Emit the entire listing verbatim.

Stored data:
begin

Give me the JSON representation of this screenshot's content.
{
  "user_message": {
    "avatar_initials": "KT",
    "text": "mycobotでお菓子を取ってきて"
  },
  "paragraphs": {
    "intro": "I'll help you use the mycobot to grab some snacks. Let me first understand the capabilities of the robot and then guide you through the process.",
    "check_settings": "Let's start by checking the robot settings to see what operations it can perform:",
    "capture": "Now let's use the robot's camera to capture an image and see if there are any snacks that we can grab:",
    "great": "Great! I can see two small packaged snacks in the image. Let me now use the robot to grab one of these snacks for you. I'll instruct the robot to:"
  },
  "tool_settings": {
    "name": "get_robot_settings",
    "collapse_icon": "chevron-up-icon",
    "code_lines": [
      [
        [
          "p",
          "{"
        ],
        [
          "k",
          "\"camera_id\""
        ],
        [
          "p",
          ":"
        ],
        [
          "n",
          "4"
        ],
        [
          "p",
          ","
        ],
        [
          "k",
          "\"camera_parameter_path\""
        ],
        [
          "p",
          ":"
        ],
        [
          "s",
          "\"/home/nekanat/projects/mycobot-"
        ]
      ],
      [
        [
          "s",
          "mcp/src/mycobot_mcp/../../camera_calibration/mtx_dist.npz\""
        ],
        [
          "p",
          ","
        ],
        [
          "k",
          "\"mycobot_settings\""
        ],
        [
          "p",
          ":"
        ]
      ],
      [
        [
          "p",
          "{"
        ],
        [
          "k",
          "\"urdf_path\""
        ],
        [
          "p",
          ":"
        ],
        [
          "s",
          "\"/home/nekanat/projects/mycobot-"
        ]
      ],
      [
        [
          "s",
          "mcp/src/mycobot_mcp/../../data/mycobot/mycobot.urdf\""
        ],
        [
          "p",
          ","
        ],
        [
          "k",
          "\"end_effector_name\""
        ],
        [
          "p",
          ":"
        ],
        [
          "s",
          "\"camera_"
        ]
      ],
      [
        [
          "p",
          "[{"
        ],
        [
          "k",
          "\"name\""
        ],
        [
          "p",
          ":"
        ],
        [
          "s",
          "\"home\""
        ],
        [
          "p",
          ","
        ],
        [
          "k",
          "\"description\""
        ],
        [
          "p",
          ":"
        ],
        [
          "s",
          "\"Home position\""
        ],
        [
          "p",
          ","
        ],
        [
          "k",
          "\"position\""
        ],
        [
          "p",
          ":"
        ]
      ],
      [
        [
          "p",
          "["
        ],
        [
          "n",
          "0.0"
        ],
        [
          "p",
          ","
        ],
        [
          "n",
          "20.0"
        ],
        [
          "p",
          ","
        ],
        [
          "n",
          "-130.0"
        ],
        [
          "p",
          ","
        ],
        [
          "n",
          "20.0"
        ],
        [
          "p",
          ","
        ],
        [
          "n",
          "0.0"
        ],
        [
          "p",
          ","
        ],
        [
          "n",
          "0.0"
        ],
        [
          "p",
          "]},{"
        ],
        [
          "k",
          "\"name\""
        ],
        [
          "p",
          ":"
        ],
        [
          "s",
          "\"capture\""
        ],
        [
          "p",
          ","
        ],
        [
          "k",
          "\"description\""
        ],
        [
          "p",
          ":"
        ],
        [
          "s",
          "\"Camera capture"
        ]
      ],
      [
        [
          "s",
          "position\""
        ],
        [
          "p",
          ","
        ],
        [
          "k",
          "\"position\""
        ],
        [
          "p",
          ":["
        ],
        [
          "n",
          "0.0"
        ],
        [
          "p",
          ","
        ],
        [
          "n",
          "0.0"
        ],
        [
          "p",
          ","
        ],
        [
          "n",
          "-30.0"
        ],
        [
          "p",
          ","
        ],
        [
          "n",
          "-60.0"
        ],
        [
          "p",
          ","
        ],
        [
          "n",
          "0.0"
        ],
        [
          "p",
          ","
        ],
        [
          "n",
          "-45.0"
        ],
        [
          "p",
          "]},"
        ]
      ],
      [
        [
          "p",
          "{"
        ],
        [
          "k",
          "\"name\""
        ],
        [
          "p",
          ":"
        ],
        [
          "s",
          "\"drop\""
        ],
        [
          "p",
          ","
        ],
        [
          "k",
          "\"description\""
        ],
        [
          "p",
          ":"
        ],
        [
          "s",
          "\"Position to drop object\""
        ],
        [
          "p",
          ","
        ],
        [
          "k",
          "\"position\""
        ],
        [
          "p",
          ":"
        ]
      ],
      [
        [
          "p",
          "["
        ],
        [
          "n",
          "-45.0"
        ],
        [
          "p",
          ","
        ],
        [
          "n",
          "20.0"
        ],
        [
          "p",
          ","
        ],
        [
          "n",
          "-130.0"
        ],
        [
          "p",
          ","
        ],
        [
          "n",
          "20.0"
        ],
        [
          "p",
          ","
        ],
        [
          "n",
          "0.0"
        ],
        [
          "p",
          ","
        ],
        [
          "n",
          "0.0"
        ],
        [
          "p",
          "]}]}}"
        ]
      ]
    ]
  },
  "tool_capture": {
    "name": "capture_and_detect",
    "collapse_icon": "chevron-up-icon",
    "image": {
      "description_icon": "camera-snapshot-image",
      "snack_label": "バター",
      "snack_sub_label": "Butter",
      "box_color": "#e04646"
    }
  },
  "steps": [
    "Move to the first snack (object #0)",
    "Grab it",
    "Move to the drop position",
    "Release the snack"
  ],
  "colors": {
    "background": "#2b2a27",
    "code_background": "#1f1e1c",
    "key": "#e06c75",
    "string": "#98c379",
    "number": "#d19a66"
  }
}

end

CORRECT OUTPUT ->
Give me the JSON representation of this screenshot's content.
{
  "user_message": {
    "avatar_initials": "KT",
    "text": "mycobotでお菓子を取ってきて"
  },
  "paragraphs": {
    "intro": "I'll help you use the mycobot to grab some snacks. Let me first understand the capabilities of the robot and then guide you through the process.",
    "check_settings": "Let's start by checking the robot settings to see what operations it can perform:",
    "capture": "Now let's use the robot's camera to capture an image and see if there are any snacks that we can grab:",
    "great": "Great! I can see two small packaged snacks in the image. Let me now use the robot to grab one of these snacks for you. I'll instruct the robot to:"
  },
  "tool_settings": {
    "name": "get_robot_settings",
    "collapse_icon": "chevron-up-icon",
    "code_lines": [
      [
        [
          "p",
          "{"
        ],
        [
          "k",
          "\"camera_id\""
        ],
        [
          "p",
          ":"
        ],
        [
          "n",
          "4"
        ],
        [
          "p",
          ","
        ],
        [
          "k",
          "\"camera_parameter_path\""
        ],
        [
          "p",
          ":"
        ],
        [
          "s",
          "\"/home/nekanat/projects/mycobot-"
        ]
      ],
      [
        [
          "s",
          "mcp/src/mycobot_mcp/../../camera_calibration/mtx_dist.npz\""
        ],
        [
          "p",
          ","
        ],
        [
          "k",
          "\"mycobot_settings\""
        ],
        [
          "p",
          ":"
        ]
      ],
      [
        [
          "p",
          "{"
        ],
        [
          "k",
          "\"urdf_path\""
        ],
        [
          "p",
          ":"
        ],
        [
          "s",
          "\"/home/nekanat/projects/mycobot-"
        ]
      ],
      [
        [
          "s",
          "mcp/src/mycobot_mcp/../../data/mycobot/mycobot.urdf\""
        ],
        [
          "p",
          ","
        ],
        [
          "k",
          "\"end_effector_name\""
        ],
        [
          "p",
          ":"
        ],
        [
          "s",
          "\"camera_"
        ]
      ],
      [
        [
          "p",
          "[{"
        ],
        [
          "k",
          "\"name\""
        ],
        [
          "p",
          ":"
        ],
        [
          "s",
          "\"home\""
        ],
        [
          "p",
          ","
        ],
        [
          "k",
          "\"description\""
        ],
        [
          "p",
          ":"
        ],
        [
          "s",
          "\"Home position\""
        ],
        [
          "p",
          ","
        ],
        [
          "k",
          "\"position\""
        ],
        [
          "p",
          ":"
        ]
      ],
      [
        [
          "p",
          "["
        ],
        [
          "n",
          "0.0"
        ],
        [
          "p",
          ","
        ],
        [
          "n",
          "20.0"
        ],
        [
          "p",
          ","
        ],
        [
          "n",
          "-130.0"
        ],
        [
          "p",
          ","
        ],
        [
          "n",
          "20.0"
        ],
        [
          "p",
          ","
        ],
        [
          "n",
          "0.0"
        ],
        [
          "p",
          ","
        ],
        [
          "n",
          "0.0"
        ],
        [
          "p",
          "]},{"
        ],
        [
          "k",
          "\"name\""
        ],
        [
          "p",
          ":"
        ],
        [
          "s",
          "\"capture\""
        ],
        [
          "p",
          ","
        ],
        [
          "k",
          "\"description\""
        ],
        [
          "p",
          ":"
        ],
        [
          "s",
          "\"Camera capture"
        ]
      ],
      [
        [
          "s",
          "position\""
        ],
        [
          "p",
          ","
        ],
        [
          "k",
          "\"position\""
        ],
        [
          "p",
          ":["
        ],
        [
          "n",
          "0.0"
        ],
        [
          "p",
          ","
        ],
        [
          "n",
          "0.0"
        ],
        [
          "p",
          ","
        ],
        [
          "n",
          "-30.0"
        ],
        [
          "p",
          ","
        ],
        [
          "n",
          "-60.0"
        ],
        [
          "p",
          ","
        ],
        [
          "n",
          "0.0"
        ],
        [
          "p",
          ","
        ],
        [
          "n",
          "-45.0"
        ],
        [
          "p",
          "]},"
        ]
      ],
      [
        [
          "p",
          "{"
        ],
        [
          "k",
          "\"name\""
        ],
        [
          "p",
          ":"
        ],
        [
          "s",
          "\"drop\""
        ],
        [
          "p",
          ","
        ],
        [
          "k",
          "\"description\""
        ],
        [
          "p",
          ":"
        ],
        [
          "s",
          "\"Position to drop object\""
        ],
        [
          "p",
          ","
        ],
        [
          "k",
          "\"position\""
        ],
        [
          "p",
          ":"
        ]
      ],
      [
        [
          "p",
          "["
        ],
        [
          "n",
          "-45.0"
        ],
        [
          "p",
          ","
        ],
        [
          "n",
          "20.0"
        ],
        [
          "p",
          ","
        ],
        [
          "n",
          "-130.0"
        ],
        [
          "p",
          ","
        ],
        [
          "n",
          "20.0"
        ],
        [
          "p",
          ","
        ],
        [
          "n",
          "0.0"
        ],
        [
          "p",
          ","
        ],
        [
          "n",
          "0.0"
        ],
        [
          "p",
          "]}]}}"
        ]
      ]
    ]
  },
  "tool_capture": {
    "name": "capture_and_detect",
    "collapse_icon": "chevron-up-icon",
    "image": {
      "description_icon": "camera-snapshot-image",
      "snack_label": "バター",
      "snack_sub_label": "Butter",
      "box_color": "#e04646"
    }
  },
  "steps": [
    "Move to the first snack (object #0)",
    "Grab it",
    "Move to the drop position",
    "Release the snack"
  ],
  "colors": {
    "background": "#2b2a27",
    "code_background": "#1f1e1c",
    "key": "#e06c75",
    "string": "#98c379",
    "number": "#d19a66"
  }
}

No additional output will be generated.